> [Directions]
Draw out every line with the word "linadi" from the listing below.

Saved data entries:
***
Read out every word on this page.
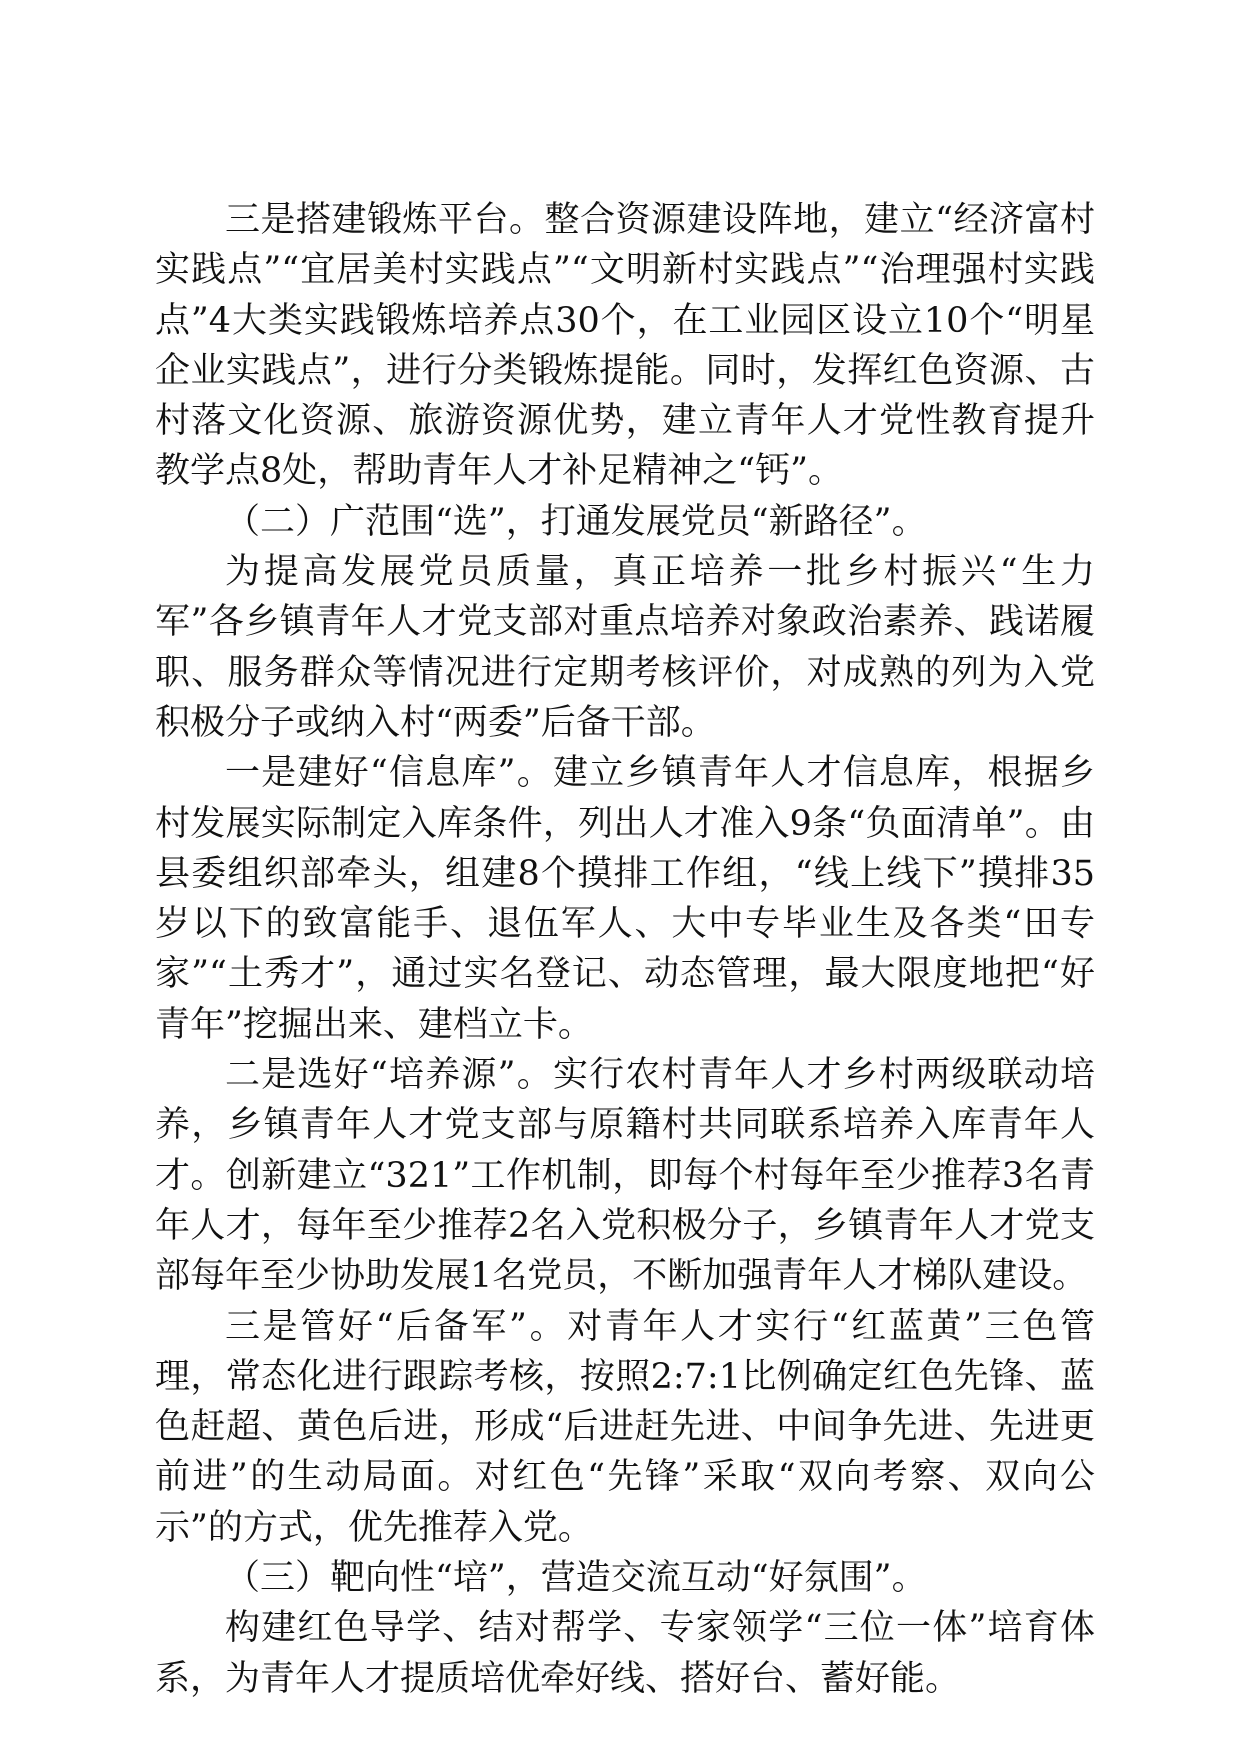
三是搭建锻炼平台。整合资源建设阵地，建立“经济富村实践点”“宜居美村实践点”“文明新村实践点”“治理强村实践点”4大类实践锻炼培养点30个，在工业园区设立10个“明星企业实践点”，进行分类锻炼提能。同时，发挥红色资源、古村落文化资源、旅游资源优势，建立青年人才党性教育提升教学点8处，帮助青年人才补足精神之“钙”。

（二）广范围“选”，打通发展党员“新路径”。

为提高发展党员质量，真正培养一批乡村振兴“生力军”各乡镇青年人才党支部对重点培养对象政治素养、践诺履职、服务群众等情况进行定期考核评价，对成熟的列为入党积极分子或纳入村“两委”后备干部。

一是建好“信息库”。建立乡镇青年人才信息库，根据乡村发展实际制定入库条件，列出人才准入9条“负面清单”。由县委组织部牵头，组建8个摸排工作组，“线上线下”摸排35岁以下的致富能手、退伍军人、大中专毕业生及各类“田专家”“土秀才”，通过实名登记、动态管理，最大限度地把“好青年”挖掘出来、建档立卡。

二是选好“培养源”。实行农村青年人才乡村两级联动培养，乡镇青年人才党支部与原籍村共同联系培养入库青年人才。创新建立“321”工作机制，即每个村每年至少推荐3名青年人才，每年至少推荐2名入党积极分子，乡镇青年人才党支部每年至少协助发展1名党员，不断加强青年人才梯队建设。

三是管好“后备军”。对青年人才实行“红蓝黄”三色管理，常态化进行跟踪考核，按照2:7:1比例确定红色先锋、蓝色赶超、黄色后进，形成“后进赶先进、中间争先进、先进更前进”的生动局面。对红色“先锋”采取“双向考察、双向公示”的方式，优先推荐入党。

（三）靶向性“培”，营造交流互动“好氛围”。

构建红色导学、结对帮学、专家领学“三位一体”培育体系，为青年人才提质培优牵好线、搭好台、蓄好能。
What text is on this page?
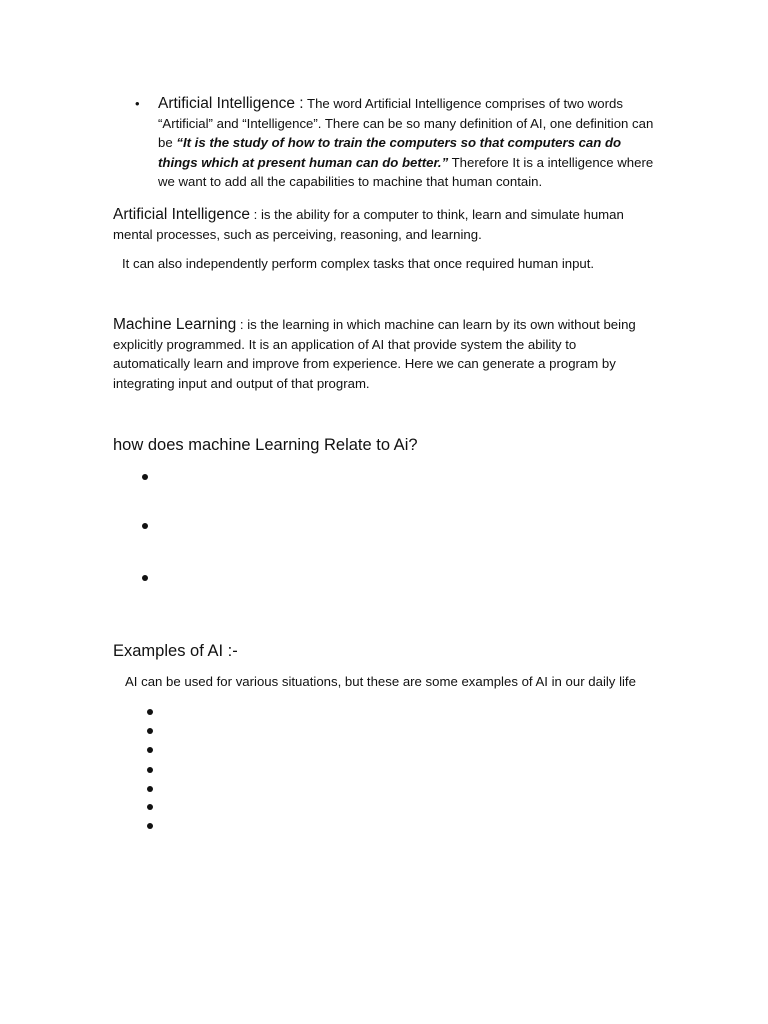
• Artificial Intelligence : The word Artificial Intelligence comprises of two words “Artificial” and “Intelligence”. There can be so many definition of AI, one definition can be “It is the study of how to train the computers so that computers can do things which at present human can do better.” Therefore It is a intelligence where we want to add all the capabilities to machine that human contain.
Artificial Intelligence : is the ability for a computer to think, learn and simulate human mental processes, such as perceiving, reasoning, and learning.
It can also independently perform complex tasks that once required human input.
Machine Learning : is the learning in which machine can learn by its own without being explicitly programmed. It is an application of AI that provide system the ability to automatically learn and improve from experience. Here we can generate a program by integrating input and output of that program.
how does machine Learning Relate to Ai?
Examples of AI :-
AI can be used for various situations, but these are some examples of AI in our daily life
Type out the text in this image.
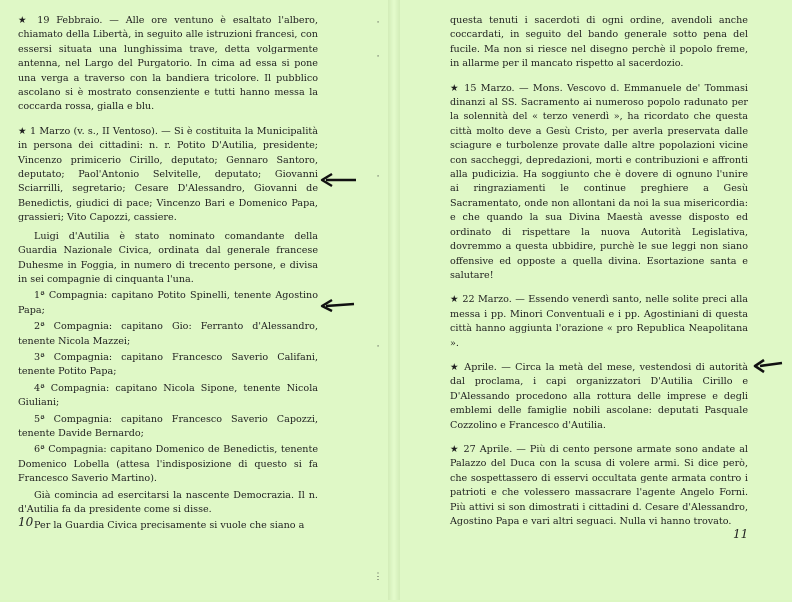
★ 19 Febbraio. — Alle ore ventuno è esaltato l'albero, chiamato della Libertà, in seguito alle istruzioni francesi, con essersi situata una lunghissima trave, detta volgarmente antenna, nel Largo del Purgatorio. In cima ad essa si pone una verga a traverso con la bandiera tricolore. Il pubblico ascolano si è mostrato consenziente e tutti hanno messa la coccarda rossa, gialla e blu.

★ 1 Marzo (v. s., II Ventoso). — Si è costituita la Municipalità in persona dei cittadini: n. r. Potito D'Autilia, presidente; Vincenzo primicerio Cirillo, deputato; Gennaro Santoro, deputato; Paol'Antonio Selvitelle, deputato; Giovanni Sciarrilli, segretario; Cesare D'Alessandro, Giovanni de Benedictis, giudici di pace; Vincenzo Bari e Domenico Papa, grassieri; Vito Capozzi, cassiere.

Luigi d'Autilia è stato nominato comandante della Guardia Nazionale Civica, ordinata dal generale francese Duhesme in Foggia, in numero di trecento persone, e divisa in sei compagnie di cinquanta l'una.

1ª Compagnia: capitano Potito Spinelli, tenente Agostino Papa;

2ª Compagnia: capitano Gio: Ferranto d'Alessandro, tenente Nicola Mazzei;

3ª Compagnia: capitano Francesco Saverio Califani, tenente Potito Papa;

4ª Compagnia: capitano Nicola Sipone, tenente Nicola Giuliani;

5ª Compagnia: capitano Francesco Saverio Capozzi, tenente Davide Bernardo;

6ª Compagnia: capitano Domenico de Benedictis, tenente Domenico Lobella (attesa l'indisposizione di questo si fa Francesco Saverio Martino).

Già comincia ad esercitarsi la nascente Democrazia. Il n. d'Autilia fa da presidente come si disse.

Per la Guardia Civica precisamente si vuole che siano a

10
·
·
·
·
⋮

questa tenuti i sacerdoti di ogni ordine, avendoli anche coccardati, in seguito del bando generale sotto pena del fucile. Ma non si riesce nel disegno perchè il popolo freme, in allarme per il mancato rispetto al sacerdozio.

★ 15 Marzo. — Mons. Vescovo d. Emmanuele de' Tommasi dinanzi al SS. Sacramento ai numeroso popolo radunato per la solennità del « terzo venerdì », ha ricordato che questa città molto deve a Gesù Cristo, per averla preservata dalle sciagure e turbolenze provate dalle altre popolazioni vicine con saccheggi, depredazioni, morti e contribuzioni e affronti alla pudicizia. Ha soggiunto che è dovere di ognuno l'unire ai ringraziamenti le continue preghiere a Gesù Sacramentato, onde non allontani da noi la sua misericordia: e che quando la sua Divina Maestà avesse disposto ed ordinato di rispettare la nuova Autorità Legislativa, dovremmo a questa ubbidire, purchè le sue leggi non siano offensive ed opposte a quella divina. Esortazione santa e salutare!

★ 22 Marzo. — Essendo venerdì santo, nelle solite preci alla messa i pp. Minori Conventuali e i pp. Agostiniani di questa città hanno aggiunta l'orazione « pro Republica Neapolitana ».

★ Aprile. — Circa la metà del mese, vestendosi di autorità dal proclama, i capi organizzatori D'Autilia Cirillo e D'Alessando procedono alla rottura delle imprese e degli emblemi delle famiglie nobili ascolane: deputati Pasquale Cozzolino e Francesco d'Autilia.

★ 27 Aprile. — Più di cento persone armate sono andate al Palazzo del Duca con la scusa di volere armi. Si dice però, che sospettassero di esservi occultata gente armata contro i patrioti e che volessero massacrare l'agente Angelo Forni. Più attivi si son dimostrati i cittadini d. Cesare d'Alessandro, Agostino Papa e vari altri seguaci. Nulla vi hanno trovato.

11
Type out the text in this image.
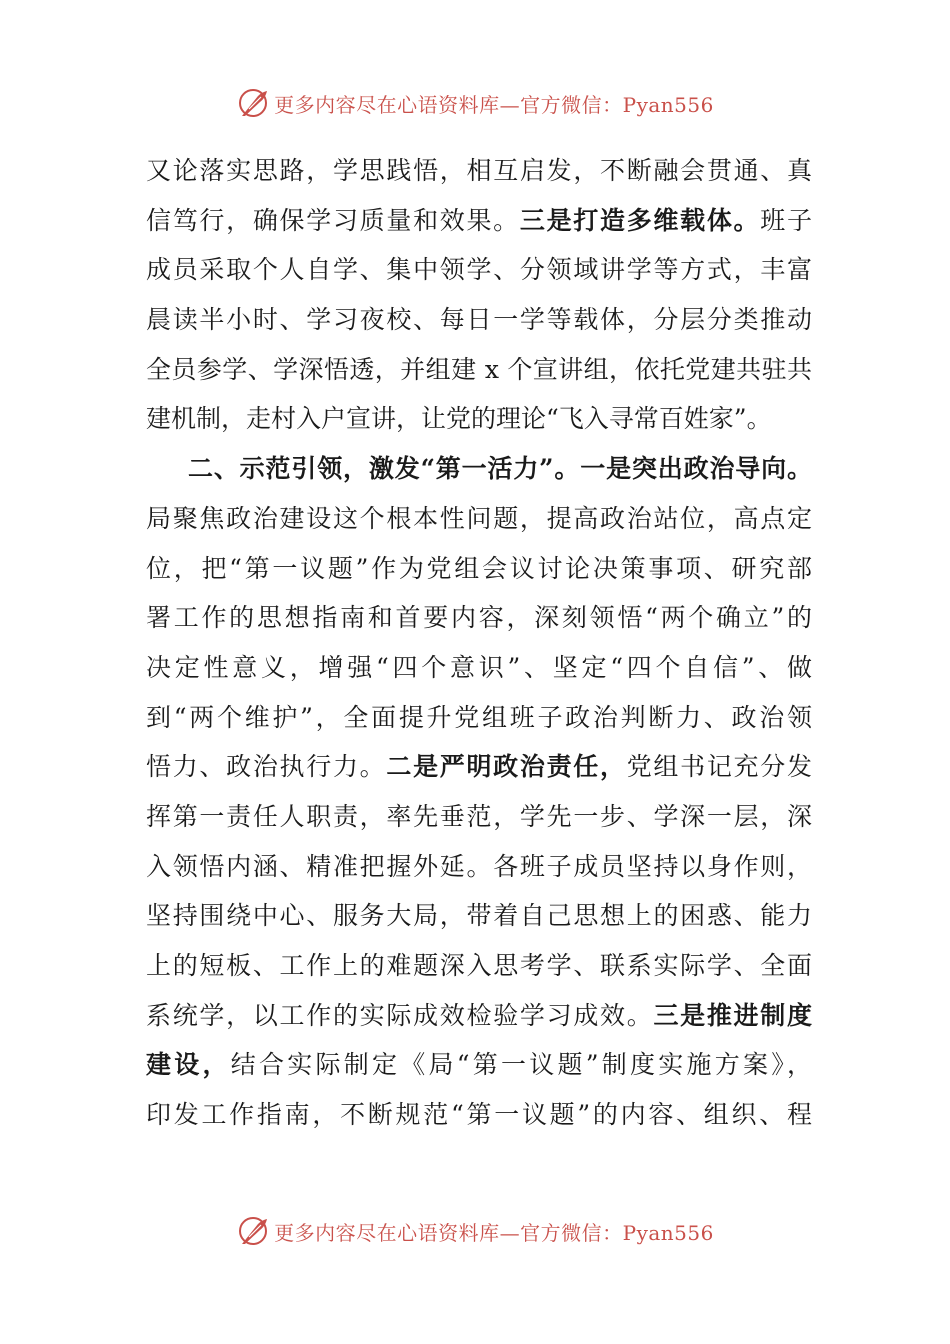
更多内容尽在心语资料库—官方微信：Pyan556
又论落实思路，学思践悟，相互启发，不断融会贯通、真
信笃行，确保学习质量和效果。三是打造多维载体。班子
成员采取个人自学、集中领学、分领域讲学等方式，丰富
晨读半小时、学习夜校、每日一学等载体，分层分类推动
全员参学、学深悟透，并组建 x 个宣讲组，依托党建共驻共
建机制，走村入户宣讲，让党的理论“飞入寻常百姓家”。
二、示范引领，激发“第一活力”。一是突出政治导向。
局聚焦政治建设这个根本性问题，提高政治站位，高点定
位，把“第一议题”作为党组会议讨论决策事项、研究部
署工作的思想指南和首要内容，深刻领悟“两个确立”的
决定性意义，增强“四个意识”、坚定“四个自信”、做
到“两个维护”，全面提升党组班子政治判断力、政治领
悟力、政治执行力。二是严明政治责任，党组书记充分发
挥第一责任人职责，率先垂范，学先一步、学深一层，深
入领悟内涵、精准把握外延。各班子成员坚持以身作则，
坚持围绕中心、服务大局，带着自己思想上的困惑、能力
上的短板、工作上的难题深入思考学、联系实际学、全面
系统学，以工作的实际成效检验学习成效。三是推进制度
建设，结合实际制定《局“第一议题”制度实施方案》，
印发工作指南，不断规范“第一议题”的内容、组织、程
更多内容尽在心语资料库—官方微信：Pyan556
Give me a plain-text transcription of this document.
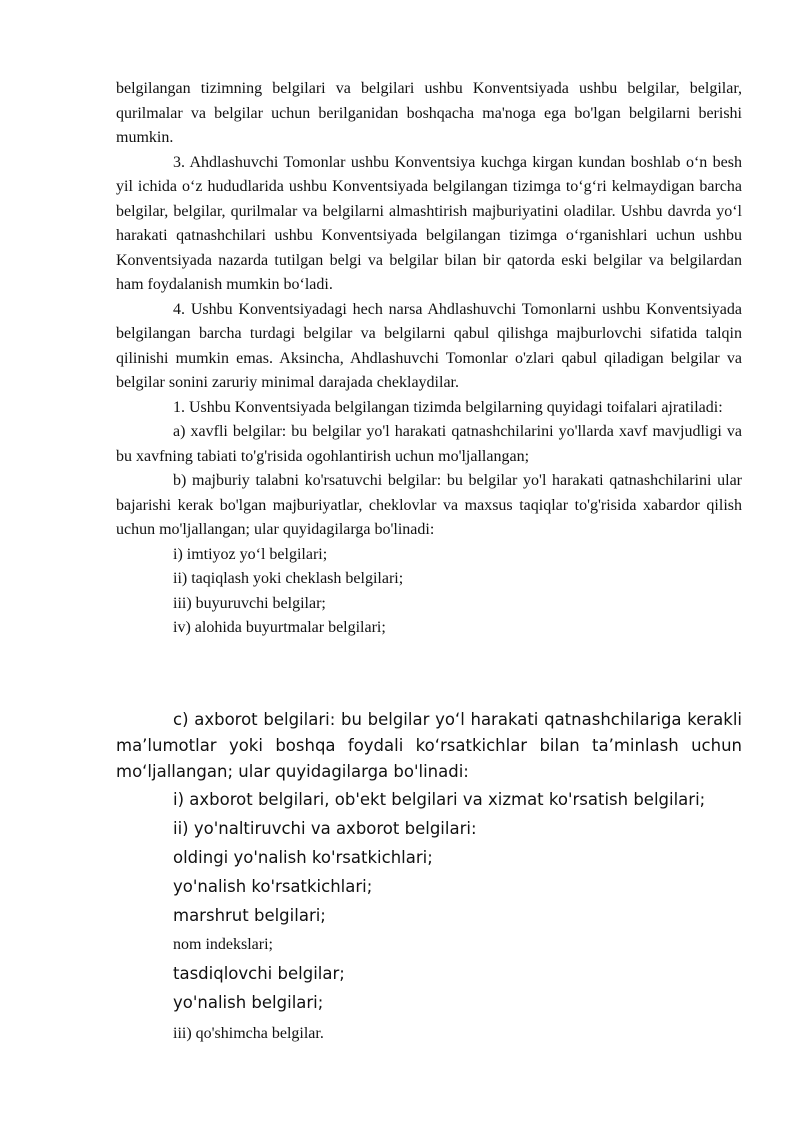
belgilangan tizimning belgilari va belgilari ushbu Konventsiyada ushbu belgilar, belgilar, qurilmalar va belgilar uchun berilganidan boshqacha ma'noga ega bo'lgan belgilarni berishi mumkin.

3. Ahdlashuvchi Tomonlar ushbu Konventsiya kuchga kirgan kundan boshlab o‘n besh yil ichida o‘z hududlarida ushbu Konventsiyada belgilangan tizimga to‘g‘ri kelmaydigan barcha belgilar, belgilar, qurilmalar va belgilarni almashtirish majburiyatini oladilar. Ushbu davrda yo‘l harakati qatnashchilari ushbu Konventsiyada belgilangan tizimga o‘rganishlari uchun ushbu Konventsiyada nazarda tutilgan belgi va belgilar bilan bir qatorda eski belgilar va belgilardan ham foydalanish mumkin bo‘ladi.

4. Ushbu Konventsiyadagi hech narsa Ahdlashuvchi Tomonlarni ushbu Konventsiyada belgilangan barcha turdagi belgilar va belgilarni qabul qilishga majburlovchi sifatida talqin qilinishi mumkin emas. Aksincha, Ahdlashuvchi Tomonlar o'zlari qabul qiladigan belgilar va belgilar sonini zaruriy minimal darajada cheklaydilar.

1. Ushbu Konventsiyada belgilangan tizimda belgilarning quyidagi toifalari ajratiladi:

a) xavfli belgilar: bu belgilar yo'l harakati qatnashchilarini yo'llarda xavf mavjudligi va bu xavfning tabiati to'g'risida ogohlantirish uchun mo'ljallangan;

b) majburiy talabni ko'rsatuvchi belgilar: bu belgilar yo'l harakati qatnashchilarini ular bajarishi kerak bo'lgan majburiyatlar, cheklovlar va maxsus taqiqlar to'g'risida xabardor qilish uchun mo'ljallangan; ular quyidagilarga bo'linadi:

i) imtiyoz yo‘l belgilari;

ii) taqiqlash yoki cheklash belgilari;

iii) buyuruvchi belgilar;

iv) alohida buyurtmalar belgilari;

c) axborot belgilari: bu belgilar yo‘l harakati qatnashchilariga kerakli ma’lumotlar yoki boshqa foydali ko‘rsatkichlar bilan ta’minlash uchun mo‘ljallangan; ular quyidagilarga bo'linadi:

i) axborot belgilari, ob'ekt belgilari va xizmat ko'rsatish belgilari;

ii) yo'naltiruvchi va axborot belgilari:

oldingi yo'nalish ko'rsatkichlari;

yo'nalish ko'rsatkichlari;

marshrut belgilari;

nom indekslari;

tasdiqlovchi belgilar;

yo'nalish belgilari;

iii) qo'shimcha belgilar.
***
> [Reply]
b) majburiy talabni ko'rsatuvchi belgilar: bu belgilar yo'l harakati qatnashchilarini ular bajarishi kerak bo'lgan majburiyatlar, cheklovlar va maxsus taqiqlar to'g'risida xabardor qilish uchun mo'ljallangan; ular quyidagilarga bo'linadi:
c) axborot belgilari: bu belgilar yo‘l harakati qatnashchilariga kerakli ma’lumotlar yoki boshqa foydali ko‘rsatkichlar bilan ta’minlash uchun mo‘ljallangan; ular quyidagilarga bo'linadi:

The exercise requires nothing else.